> Extracted entries

:::::

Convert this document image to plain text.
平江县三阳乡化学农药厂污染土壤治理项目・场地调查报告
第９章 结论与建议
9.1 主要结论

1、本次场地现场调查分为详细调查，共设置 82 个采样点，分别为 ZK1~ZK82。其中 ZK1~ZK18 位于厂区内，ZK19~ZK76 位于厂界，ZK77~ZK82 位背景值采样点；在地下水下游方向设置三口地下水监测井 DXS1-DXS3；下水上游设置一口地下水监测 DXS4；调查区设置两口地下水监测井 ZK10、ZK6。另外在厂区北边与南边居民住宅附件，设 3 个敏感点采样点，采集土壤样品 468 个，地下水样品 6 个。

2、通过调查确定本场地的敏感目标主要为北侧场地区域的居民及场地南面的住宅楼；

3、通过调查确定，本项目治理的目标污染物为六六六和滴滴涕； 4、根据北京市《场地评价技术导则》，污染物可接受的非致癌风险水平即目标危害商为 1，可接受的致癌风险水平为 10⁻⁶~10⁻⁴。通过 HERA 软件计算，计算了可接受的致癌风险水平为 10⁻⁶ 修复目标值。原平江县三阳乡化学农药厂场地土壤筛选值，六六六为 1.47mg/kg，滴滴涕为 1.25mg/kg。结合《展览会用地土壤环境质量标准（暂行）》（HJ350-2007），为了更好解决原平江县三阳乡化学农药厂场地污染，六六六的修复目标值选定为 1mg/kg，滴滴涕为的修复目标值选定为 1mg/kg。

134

:::::

> Your goal
Copy out the full material exactly as it appears.

> Result of this task
Convert this document image to plain text.
平江县三阳乡化学农药厂污染土壤治理项目・场地调查报告
第９章 结论与建议
9.1 主要结论

1、本次场地现场调查分为详细调查，共设置 82 个采样点，分别为 ZK1~ZK82。其中 ZK1~ZK18 位于厂区内，ZK19~ZK76 位于厂界，ZK77~ZK82 位背景值采样点；在地下水下游方向设置三口地下水监测井 DXS1-DXS3；下水上游设置一口地下水监测 DXS4；调查区设置两口地下水监测井 ZK10、ZK6。另外在厂区北边与南边居民住宅附件，设 3 个敏感点采样点，采集土壤样品 468 个，地下水样品 6 个。

2、通过调查确定本场地的敏感目标主要为北侧场地区域的居民及场地南面的住宅楼；

3、通过调查确定，本项目治理的目标污染物为六六六和滴滴涕； 4、根据北京市《场地评价技术导则》，污染物可接受的非致癌风险水平即目标危害商为 1，可接受的致癌风险水平为 10⁻⁶~10⁻⁴。通过 HERA 软件计算，计算了可接受的致癌风险水平为 10⁻⁶ 修复目标值。原平江县三阳乡化学农药厂场地土壤筛选值，六六六为 1.47mg/kg，滴滴涕为 1.25mg/kg。结合《展览会用地土壤环境质量标准（暂行）》（HJ350-2007），为了更好解决原平江县三阳乡化学农药厂场地污染，六六六的修复目标值选定为 1mg/kg，滴滴涕为的修复目标值选定为 1mg/kg。

134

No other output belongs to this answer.